-- Begin Dataset --

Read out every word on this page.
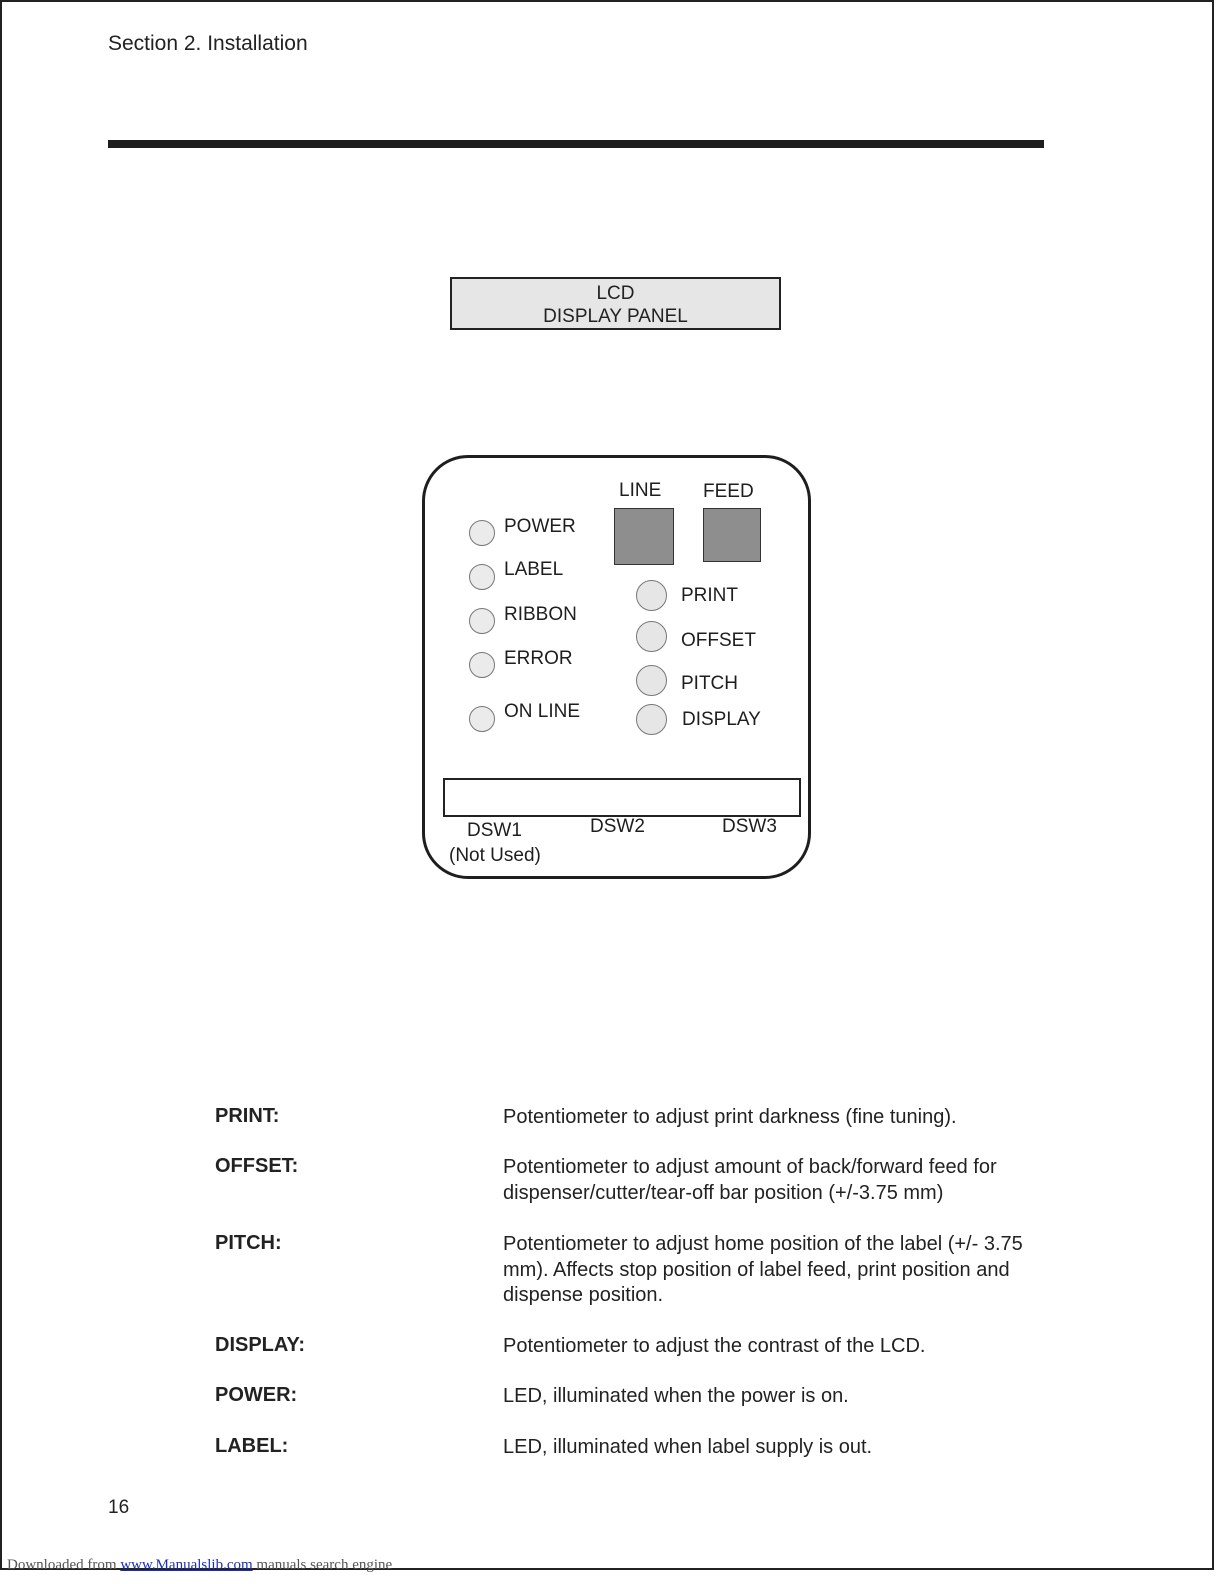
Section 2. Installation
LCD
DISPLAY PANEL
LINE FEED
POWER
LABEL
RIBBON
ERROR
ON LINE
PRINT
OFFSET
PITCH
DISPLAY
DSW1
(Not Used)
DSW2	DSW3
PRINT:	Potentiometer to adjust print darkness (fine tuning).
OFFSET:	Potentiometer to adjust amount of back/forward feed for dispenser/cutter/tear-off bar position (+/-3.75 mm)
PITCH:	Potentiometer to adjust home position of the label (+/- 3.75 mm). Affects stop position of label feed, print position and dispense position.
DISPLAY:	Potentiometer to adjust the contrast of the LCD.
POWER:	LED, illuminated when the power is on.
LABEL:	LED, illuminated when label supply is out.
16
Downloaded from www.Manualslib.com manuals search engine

-- End Dataset --
-- Begin Dataset --

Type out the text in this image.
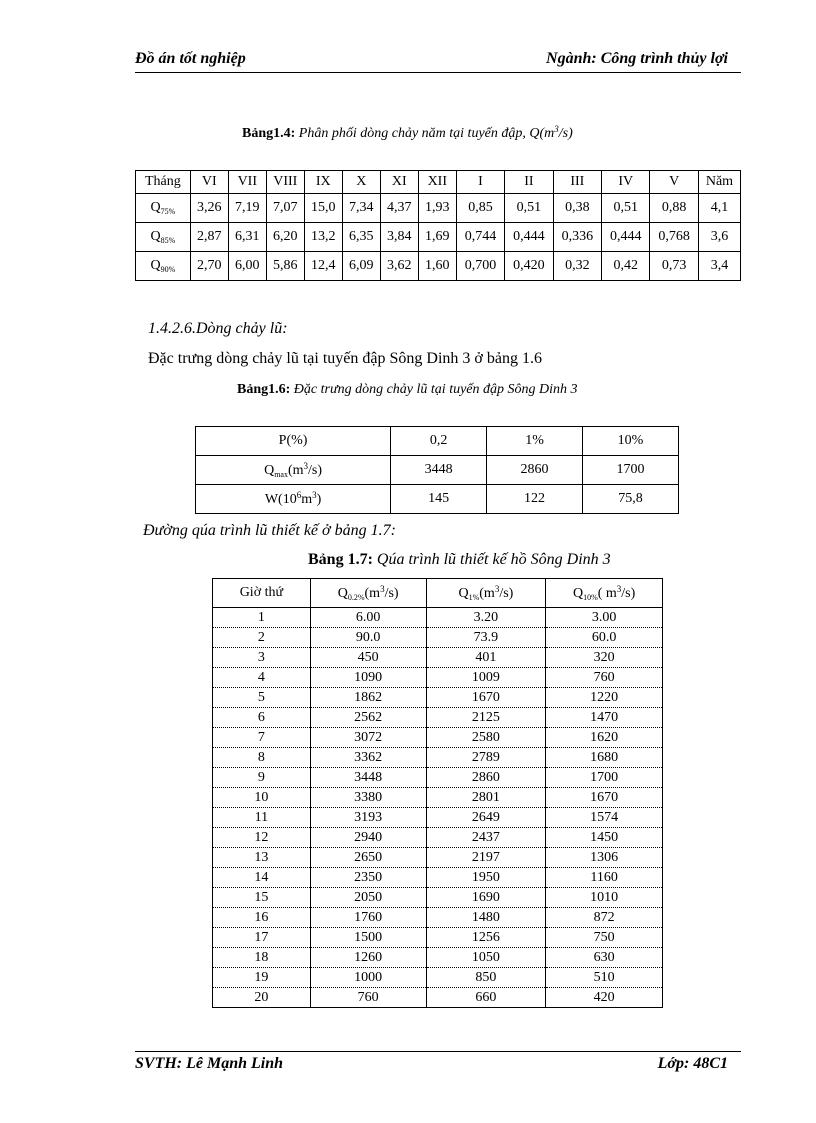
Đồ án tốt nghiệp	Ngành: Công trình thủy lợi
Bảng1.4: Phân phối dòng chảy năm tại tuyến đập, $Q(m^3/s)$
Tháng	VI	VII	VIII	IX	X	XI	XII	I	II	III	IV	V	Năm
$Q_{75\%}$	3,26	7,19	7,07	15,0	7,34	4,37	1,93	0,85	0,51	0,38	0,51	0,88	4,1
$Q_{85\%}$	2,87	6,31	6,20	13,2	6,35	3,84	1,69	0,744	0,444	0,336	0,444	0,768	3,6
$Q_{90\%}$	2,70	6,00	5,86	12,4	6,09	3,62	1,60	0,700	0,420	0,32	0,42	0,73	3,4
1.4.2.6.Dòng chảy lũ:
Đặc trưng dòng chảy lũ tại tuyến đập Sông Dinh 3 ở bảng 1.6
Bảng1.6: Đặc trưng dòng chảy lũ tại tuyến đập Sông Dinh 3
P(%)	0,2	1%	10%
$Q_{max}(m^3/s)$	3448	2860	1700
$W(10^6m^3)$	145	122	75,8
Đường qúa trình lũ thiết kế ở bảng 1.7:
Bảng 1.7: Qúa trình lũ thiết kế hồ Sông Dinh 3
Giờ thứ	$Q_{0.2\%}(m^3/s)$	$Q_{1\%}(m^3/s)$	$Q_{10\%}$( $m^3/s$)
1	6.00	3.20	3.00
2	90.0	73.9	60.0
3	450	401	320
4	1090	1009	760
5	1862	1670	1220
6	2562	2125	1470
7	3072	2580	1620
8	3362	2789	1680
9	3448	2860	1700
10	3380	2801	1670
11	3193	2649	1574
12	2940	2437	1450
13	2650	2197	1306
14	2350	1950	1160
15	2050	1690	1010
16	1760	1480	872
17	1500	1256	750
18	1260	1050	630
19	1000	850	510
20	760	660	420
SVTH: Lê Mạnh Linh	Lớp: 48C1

-- End Dataset --

Return all lines of the material above in which the word "trưng" occurs.

Đặc trưng dòng chảy lũ tại tuyến đập Sông Dinh 3 ở bảng 1.6
Bảng1.6: Đặc trưng dòng chảy lũ tại tuyến đập Sông Dinh 3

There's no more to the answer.